- [Records to process]
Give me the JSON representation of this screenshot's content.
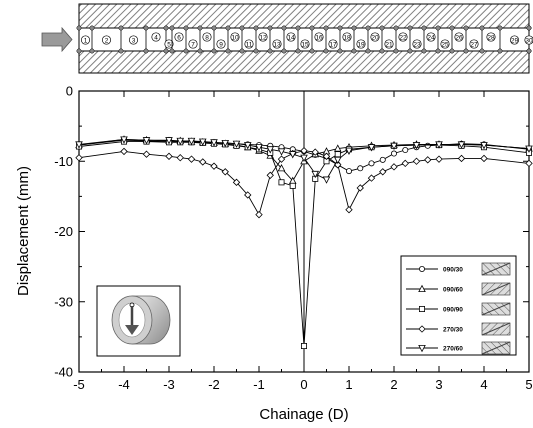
{
  "chart_data": {
    "type": "line",
    "xlabel": "Chainage (D)",
    "ylabel": "Displacement (mm)",
    "xlim": [
      -5,
      5
    ],
    "ylim": [
      -40,
      0
    ],
    "xticks": [
      "-5",
      "-4",
      "-3",
      "-2",
      "-1",
      "0",
      "1",
      "2",
      "3",
      "4",
      "5"
    ],
    "yticks": [
      "0",
      "-10",
      "-20",
      "-30",
      "-40"
    ],
    "series": [
      {
        "name": "090/30",
        "marker": "circle",
        "x": [
          -5,
          -4,
          -3.5,
          -3,
          -2.75,
          -2.5,
          -2.25,
          -2,
          -1.75,
          -1.5,
          -1.25,
          -1,
          -0.75,
          -0.5,
          -0.25,
          0,
          0.25,
          0.5,
          0.75,
          1,
          1.25,
          1.5,
          1.75,
          2,
          2.25,
          2.5,
          2.75,
          3,
          3.5,
          4,
          5
        ],
        "y": [
          -7.7,
          -7.0,
          -7.1,
          -7.2,
          -7.2,
          -7.3,
          -7.3,
          -7.4,
          -7.4,
          -7.5,
          -7.6,
          -7.7,
          -7.8,
          -8.0,
          -8.3,
          -8.6,
          -9.1,
          -9.6,
          -10.5,
          -11.4,
          -11.0,
          -10.3,
          -9.8,
          -8.9,
          -8.4,
          -8.0,
          -7.8,
          -7.7,
          -7.5,
          -7.6,
          -8.3
        ]
      },
      {
        "name": "090/60",
        "marker": "triangle-up",
        "x": [
          -5,
          -4,
          -3.5,
          -3,
          -2.75,
          -2.5,
          -2.25,
          -2,
          -1.75,
          -1.5,
          -1.25,
          -1,
          -0.75,
          -0.5,
          -0.25,
          0,
          0.25,
          0.5,
          0.75,
          1,
          1.5,
          2,
          2.5,
          3,
          3.5,
          4,
          5
        ],
        "y": [
          -7.7,
          -6.9,
          -7.0,
          -7.1,
          -7.1,
          -7.2,
          -7.3,
          -7.4,
          -7.5,
          -7.7,
          -8.0,
          -8.5,
          -9.2,
          -11.0,
          -12.8,
          -10.0,
          -9.0,
          -8.6,
          -8.2,
          -8.0,
          -7.8,
          -7.7,
          -7.6,
          -7.6,
          -7.6,
          -7.7,
          -8.2
        ]
      },
      {
        "name": "090/90",
        "marker": "square",
        "x": [
          -5,
          -4,
          -3.5,
          -3,
          -2.75,
          -2.5,
          -2.25,
          -2,
          -1.75,
          -1.5,
          -1.25,
          -1,
          -0.75,
          -0.5,
          -0.25,
          0,
          0.25,
          0.5,
          0.75,
          1,
          1.5,
          2,
          2.5,
          3,
          3.5,
          4,
          5
        ],
        "y": [
          -7.9,
          -7.2,
          -7.2,
          -7.3,
          -7.3,
          -7.3,
          -7.4,
          -7.5,
          -7.6,
          -7.8,
          -8.0,
          -8.3,
          -8.8,
          -13.0,
          -13.5,
          -36.3,
          -12.5,
          -10.0,
          -9.0,
          -8.3,
          -8.0,
          -7.8,
          -7.7,
          -7.7,
          -7.8,
          -8.0,
          -8.8
        ]
      },
      {
        "name": "270/30",
        "marker": "diamond",
        "x": [
          -5,
          -4,
          -3.5,
          -3,
          -2.75,
          -2.5,
          -2.25,
          -2,
          -1.75,
          -1.5,
          -1.25,
          -1,
          -0.75,
          -0.5,
          -0.25,
          0,
          0.25,
          0.5,
          0.75,
          1,
          1.25,
          1.5,
          1.75,
          2,
          2.25,
          2.5,
          2.75,
          3,
          3.5,
          4,
          5
        ],
        "y": [
          -9.5,
          -8.6,
          -9.0,
          -9.3,
          -9.5,
          -9.7,
          -10.1,
          -10.7,
          -11.5,
          -13.0,
          -14.8,
          -17.6,
          -12.0,
          -9.7,
          -8.9,
          -8.5,
          -8.7,
          -9.3,
          -10.5,
          -16.9,
          -13.8,
          -12.4,
          -11.5,
          -10.8,
          -10.3,
          -10.0,
          -9.8,
          -9.7,
          -9.6,
          -9.6,
          -10.3
        ]
      },
      {
        "name": "270/60",
        "marker": "triangle-down",
        "x": [
          -5,
          -4,
          -3.5,
          -3,
          -2.75,
          -2.5,
          -2.25,
          -2,
          -1.75,
          -1.5,
          -1.25,
          -1,
          -0.75,
          -0.5,
          -0.25,
          0,
          0.25,
          0.5,
          0.75,
          1,
          1.5,
          2,
          2.5,
          3,
          3.5,
          4,
          5
        ],
        "y": [
          -7.6,
          -6.9,
          -7.0,
          -7.0,
          -7.1,
          -7.1,
          -7.2,
          -7.3,
          -7.4,
          -7.5,
          -7.7,
          -8.0,
          -8.3,
          -8.6,
          -9.0,
          -9.5,
          -11.8,
          -12.6,
          -9.8,
          -8.5,
          -8.0,
          -7.8,
          -7.7,
          -7.6,
          -7.6,
          -7.7,
          -8.2
        ]
      }
    ],
    "legend_position": "bottom-right",
    "grid": false,
    "vertical_reference_line_x": 0
  },
  "tunnel_diagram": {
    "segments": [
      "1",
      "2",
      "3",
      "4",
      "5",
      "6",
      "7",
      "8",
      "9",
      "10",
      "11",
      "12",
      "13",
      "14",
      "15",
      "16",
      "17",
      "18",
      "19",
      "20",
      "21",
      "22",
      "23",
      "24",
      "25",
      "26",
      "27",
      "28",
      "29",
      "30"
    ],
    "arrow_color": "#888888",
    "hatch_color": "#808080"
  },
  "inset_icon": "rotating-tunnel-cylinder-icon"
}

- [Exercise] State how many lines in the records above contain the word "triangle", giving only the number.

- [Problem solution] 2